SOURCE MATERIAL:
********

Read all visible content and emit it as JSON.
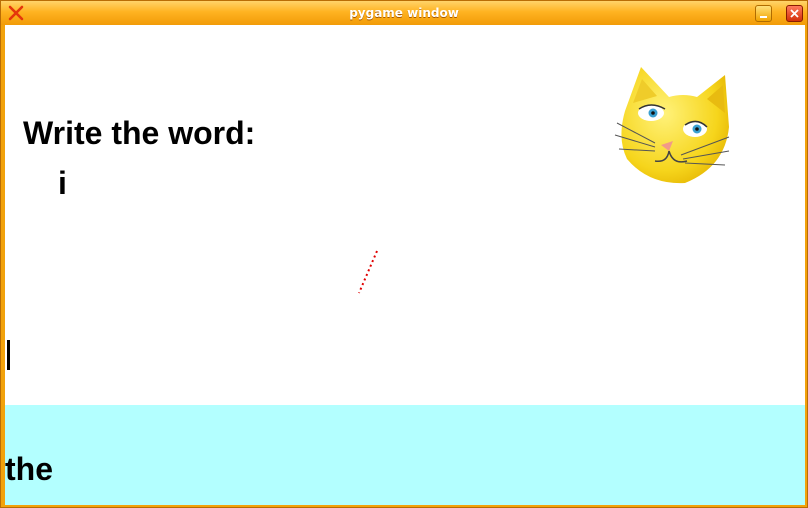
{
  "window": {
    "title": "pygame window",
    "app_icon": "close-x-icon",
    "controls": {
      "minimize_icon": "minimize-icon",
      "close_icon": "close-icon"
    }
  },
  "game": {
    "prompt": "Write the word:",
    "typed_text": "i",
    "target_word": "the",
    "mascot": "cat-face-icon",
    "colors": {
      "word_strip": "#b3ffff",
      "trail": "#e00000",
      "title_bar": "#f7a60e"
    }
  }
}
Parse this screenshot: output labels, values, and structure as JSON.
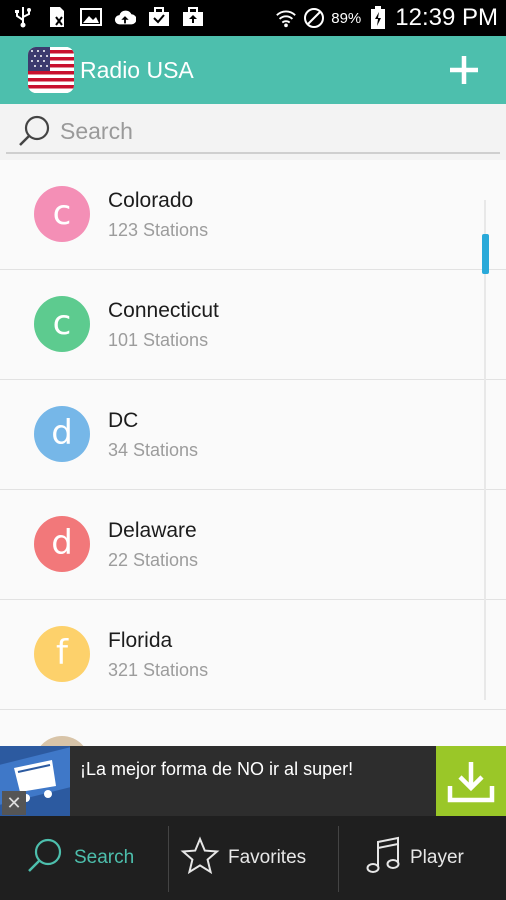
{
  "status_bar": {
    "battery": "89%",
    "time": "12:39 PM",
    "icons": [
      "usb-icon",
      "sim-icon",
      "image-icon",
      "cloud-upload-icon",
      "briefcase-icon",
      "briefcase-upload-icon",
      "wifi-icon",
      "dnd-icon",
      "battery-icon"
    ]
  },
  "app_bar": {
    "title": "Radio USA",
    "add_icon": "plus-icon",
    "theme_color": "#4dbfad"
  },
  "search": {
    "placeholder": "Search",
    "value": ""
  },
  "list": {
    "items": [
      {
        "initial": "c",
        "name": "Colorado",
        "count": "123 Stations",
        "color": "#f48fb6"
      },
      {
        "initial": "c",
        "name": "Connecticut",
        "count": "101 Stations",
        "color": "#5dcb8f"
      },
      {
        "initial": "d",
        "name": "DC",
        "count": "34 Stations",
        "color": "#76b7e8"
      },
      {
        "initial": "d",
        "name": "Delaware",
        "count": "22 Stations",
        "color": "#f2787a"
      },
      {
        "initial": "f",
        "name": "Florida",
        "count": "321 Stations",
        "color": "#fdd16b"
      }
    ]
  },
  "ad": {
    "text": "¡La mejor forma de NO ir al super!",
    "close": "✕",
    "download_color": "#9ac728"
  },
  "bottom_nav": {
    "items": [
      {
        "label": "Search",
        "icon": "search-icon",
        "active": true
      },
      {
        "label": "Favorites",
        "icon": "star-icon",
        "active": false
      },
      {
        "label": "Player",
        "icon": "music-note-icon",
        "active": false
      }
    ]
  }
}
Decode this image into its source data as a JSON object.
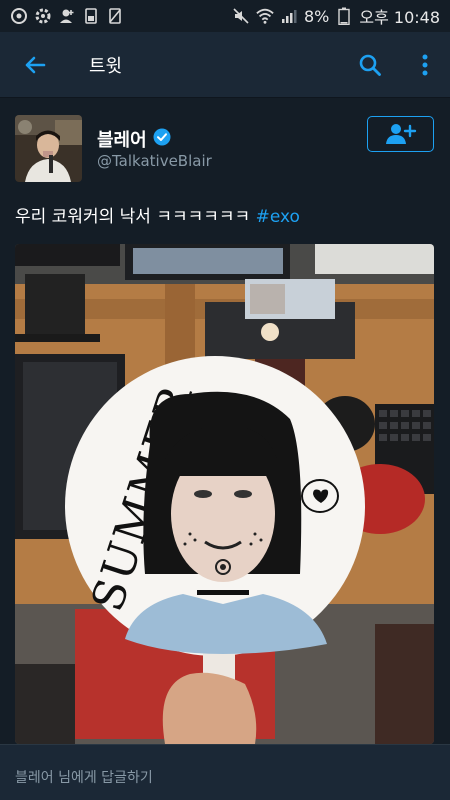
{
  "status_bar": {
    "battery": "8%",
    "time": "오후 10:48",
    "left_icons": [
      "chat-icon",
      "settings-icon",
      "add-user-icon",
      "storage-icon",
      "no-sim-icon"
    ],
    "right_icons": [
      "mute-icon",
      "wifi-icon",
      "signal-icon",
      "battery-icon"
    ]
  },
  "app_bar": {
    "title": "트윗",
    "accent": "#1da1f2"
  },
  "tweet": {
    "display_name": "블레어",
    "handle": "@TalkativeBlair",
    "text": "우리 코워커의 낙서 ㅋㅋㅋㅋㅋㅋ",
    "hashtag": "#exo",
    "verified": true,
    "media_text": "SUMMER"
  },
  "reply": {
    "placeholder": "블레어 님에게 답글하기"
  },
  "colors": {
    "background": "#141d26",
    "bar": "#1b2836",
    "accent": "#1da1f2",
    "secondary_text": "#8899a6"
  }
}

********

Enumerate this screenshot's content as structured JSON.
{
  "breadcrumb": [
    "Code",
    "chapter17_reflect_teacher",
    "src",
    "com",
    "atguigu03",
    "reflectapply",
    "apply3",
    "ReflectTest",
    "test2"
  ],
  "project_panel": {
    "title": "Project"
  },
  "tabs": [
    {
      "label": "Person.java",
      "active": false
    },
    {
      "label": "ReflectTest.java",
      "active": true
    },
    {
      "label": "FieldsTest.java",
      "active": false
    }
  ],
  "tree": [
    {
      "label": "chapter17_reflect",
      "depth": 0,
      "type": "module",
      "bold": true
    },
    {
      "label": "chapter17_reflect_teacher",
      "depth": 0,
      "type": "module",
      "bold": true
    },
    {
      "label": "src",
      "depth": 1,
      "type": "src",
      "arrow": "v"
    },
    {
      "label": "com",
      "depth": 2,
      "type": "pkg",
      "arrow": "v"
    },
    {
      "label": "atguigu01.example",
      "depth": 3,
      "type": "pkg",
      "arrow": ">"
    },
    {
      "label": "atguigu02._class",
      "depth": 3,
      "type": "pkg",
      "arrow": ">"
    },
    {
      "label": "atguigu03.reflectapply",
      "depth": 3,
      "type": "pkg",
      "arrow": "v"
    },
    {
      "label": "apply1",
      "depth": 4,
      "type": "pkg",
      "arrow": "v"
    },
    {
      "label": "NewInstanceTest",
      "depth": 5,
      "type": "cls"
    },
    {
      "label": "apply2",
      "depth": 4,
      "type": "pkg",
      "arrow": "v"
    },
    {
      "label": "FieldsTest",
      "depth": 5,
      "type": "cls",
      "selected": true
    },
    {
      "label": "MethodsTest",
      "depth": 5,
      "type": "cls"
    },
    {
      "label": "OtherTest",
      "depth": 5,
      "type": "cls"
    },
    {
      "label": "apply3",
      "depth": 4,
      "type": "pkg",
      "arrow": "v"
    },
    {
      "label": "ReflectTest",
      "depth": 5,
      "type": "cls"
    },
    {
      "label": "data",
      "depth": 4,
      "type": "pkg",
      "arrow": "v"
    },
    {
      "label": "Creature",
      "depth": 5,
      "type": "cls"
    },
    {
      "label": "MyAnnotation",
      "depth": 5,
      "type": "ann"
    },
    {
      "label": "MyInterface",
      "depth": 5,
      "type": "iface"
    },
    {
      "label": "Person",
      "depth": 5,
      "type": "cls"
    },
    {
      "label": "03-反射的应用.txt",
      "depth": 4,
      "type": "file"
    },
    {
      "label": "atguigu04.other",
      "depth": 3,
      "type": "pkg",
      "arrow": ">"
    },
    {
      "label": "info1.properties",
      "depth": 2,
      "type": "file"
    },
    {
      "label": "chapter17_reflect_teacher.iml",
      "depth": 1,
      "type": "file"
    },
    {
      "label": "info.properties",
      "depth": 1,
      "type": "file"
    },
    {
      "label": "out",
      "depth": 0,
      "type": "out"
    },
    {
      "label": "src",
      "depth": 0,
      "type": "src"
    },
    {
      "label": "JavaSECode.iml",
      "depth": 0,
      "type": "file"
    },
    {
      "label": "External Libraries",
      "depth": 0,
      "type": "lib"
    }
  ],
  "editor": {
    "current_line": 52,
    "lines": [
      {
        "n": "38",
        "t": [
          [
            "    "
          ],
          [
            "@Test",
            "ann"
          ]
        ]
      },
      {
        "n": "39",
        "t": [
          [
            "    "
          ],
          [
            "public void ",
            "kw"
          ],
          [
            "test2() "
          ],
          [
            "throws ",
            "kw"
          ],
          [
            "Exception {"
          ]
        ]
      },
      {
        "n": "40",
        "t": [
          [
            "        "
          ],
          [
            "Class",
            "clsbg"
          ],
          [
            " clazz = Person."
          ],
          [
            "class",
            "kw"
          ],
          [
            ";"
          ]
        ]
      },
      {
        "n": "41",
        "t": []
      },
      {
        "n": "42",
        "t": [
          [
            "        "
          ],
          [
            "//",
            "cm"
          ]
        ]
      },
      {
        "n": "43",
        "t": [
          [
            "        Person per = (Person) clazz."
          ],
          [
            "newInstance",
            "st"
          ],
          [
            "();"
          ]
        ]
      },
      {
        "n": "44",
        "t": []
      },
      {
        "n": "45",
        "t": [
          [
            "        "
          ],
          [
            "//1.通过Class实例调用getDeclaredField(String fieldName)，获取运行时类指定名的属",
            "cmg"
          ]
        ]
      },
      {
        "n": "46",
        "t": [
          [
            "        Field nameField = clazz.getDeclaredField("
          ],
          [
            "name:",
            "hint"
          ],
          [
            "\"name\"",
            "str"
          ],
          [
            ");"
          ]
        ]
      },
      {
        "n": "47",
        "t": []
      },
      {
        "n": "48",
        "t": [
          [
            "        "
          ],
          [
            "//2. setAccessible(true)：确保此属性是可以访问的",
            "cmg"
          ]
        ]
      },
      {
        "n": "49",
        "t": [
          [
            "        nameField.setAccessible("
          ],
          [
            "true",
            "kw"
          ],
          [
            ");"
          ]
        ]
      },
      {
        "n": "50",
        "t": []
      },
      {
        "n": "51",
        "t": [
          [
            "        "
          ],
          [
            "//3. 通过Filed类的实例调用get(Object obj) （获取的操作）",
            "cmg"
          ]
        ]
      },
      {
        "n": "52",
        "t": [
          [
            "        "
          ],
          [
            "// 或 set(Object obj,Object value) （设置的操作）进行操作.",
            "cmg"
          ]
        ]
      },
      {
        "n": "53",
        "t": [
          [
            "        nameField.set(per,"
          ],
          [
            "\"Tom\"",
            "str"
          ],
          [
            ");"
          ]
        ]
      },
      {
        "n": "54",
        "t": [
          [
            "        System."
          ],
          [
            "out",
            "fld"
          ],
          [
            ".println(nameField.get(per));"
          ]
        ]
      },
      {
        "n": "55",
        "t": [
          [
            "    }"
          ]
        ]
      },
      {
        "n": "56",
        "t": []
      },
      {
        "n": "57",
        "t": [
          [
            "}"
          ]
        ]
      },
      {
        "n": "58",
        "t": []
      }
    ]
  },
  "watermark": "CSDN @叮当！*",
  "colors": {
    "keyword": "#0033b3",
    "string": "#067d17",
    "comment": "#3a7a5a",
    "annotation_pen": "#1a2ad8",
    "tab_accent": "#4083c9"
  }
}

********

EXERCISE DESCRIPTION: Select all lines with the word "count" from the entries above.

EXERCISE RESPONSE:
        "count": "123 Stations",
        "count": "101 Stations",
        "count": "34 Stations",
        "count": "22 Stations",
        "count": "321 Stations",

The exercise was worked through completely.